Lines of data
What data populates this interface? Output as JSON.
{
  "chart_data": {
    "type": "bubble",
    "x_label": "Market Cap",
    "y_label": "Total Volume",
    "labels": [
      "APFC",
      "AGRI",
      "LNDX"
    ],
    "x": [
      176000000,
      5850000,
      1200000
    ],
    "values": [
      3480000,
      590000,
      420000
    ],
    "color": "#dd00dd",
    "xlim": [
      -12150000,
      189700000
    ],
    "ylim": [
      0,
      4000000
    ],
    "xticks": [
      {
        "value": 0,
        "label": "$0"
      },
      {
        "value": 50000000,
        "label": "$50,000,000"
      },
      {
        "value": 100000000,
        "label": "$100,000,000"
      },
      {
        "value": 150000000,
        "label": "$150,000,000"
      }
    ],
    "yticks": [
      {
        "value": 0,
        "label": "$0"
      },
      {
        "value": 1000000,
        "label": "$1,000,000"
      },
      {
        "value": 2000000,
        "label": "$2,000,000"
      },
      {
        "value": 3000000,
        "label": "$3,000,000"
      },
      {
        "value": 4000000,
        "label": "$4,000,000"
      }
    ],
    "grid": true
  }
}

◆ Problem to work on: The entries above must be returned in full, exactly as shown.

◆ The reply:
What data populates this interface? Output as JSON.
{
  "chart_data": {
    "type": "bubble",
    "x_label": "Market Cap",
    "y_label": "Total Volume",
    "labels": [
      "APFC",
      "AGRI",
      "LNDX"
    ],
    "x": [
      176000000,
      5850000,
      1200000
    ],
    "values": [
      3480000,
      590000,
      420000
    ],
    "color": "#dd00dd",
    "xlim": [
      -12150000,
      189700000
    ],
    "ylim": [
      0,
      4000000
    ],
    "xticks": [
      {
        "value": 0,
        "label": "$0"
      },
      {
        "value": 50000000,
        "label": "$50,000,000"
      },
      {
        "value": 100000000,
        "label": "$100,000,000"
      },
      {
        "value": 150000000,
        "label": "$150,000,000"
      }
    ],
    "yticks": [
      {
        "value": 0,
        "label": "$0"
      },
      {
        "value": 1000000,
        "label": "$1,000,000"
      },
      {
        "value": 2000000,
        "label": "$2,000,000"
      },
      {
        "value": 3000000,
        "label": "$3,000,000"
      },
      {
        "value": 4000000,
        "label": "$4,000,000"
      }
    ],
    "grid": true
  }
}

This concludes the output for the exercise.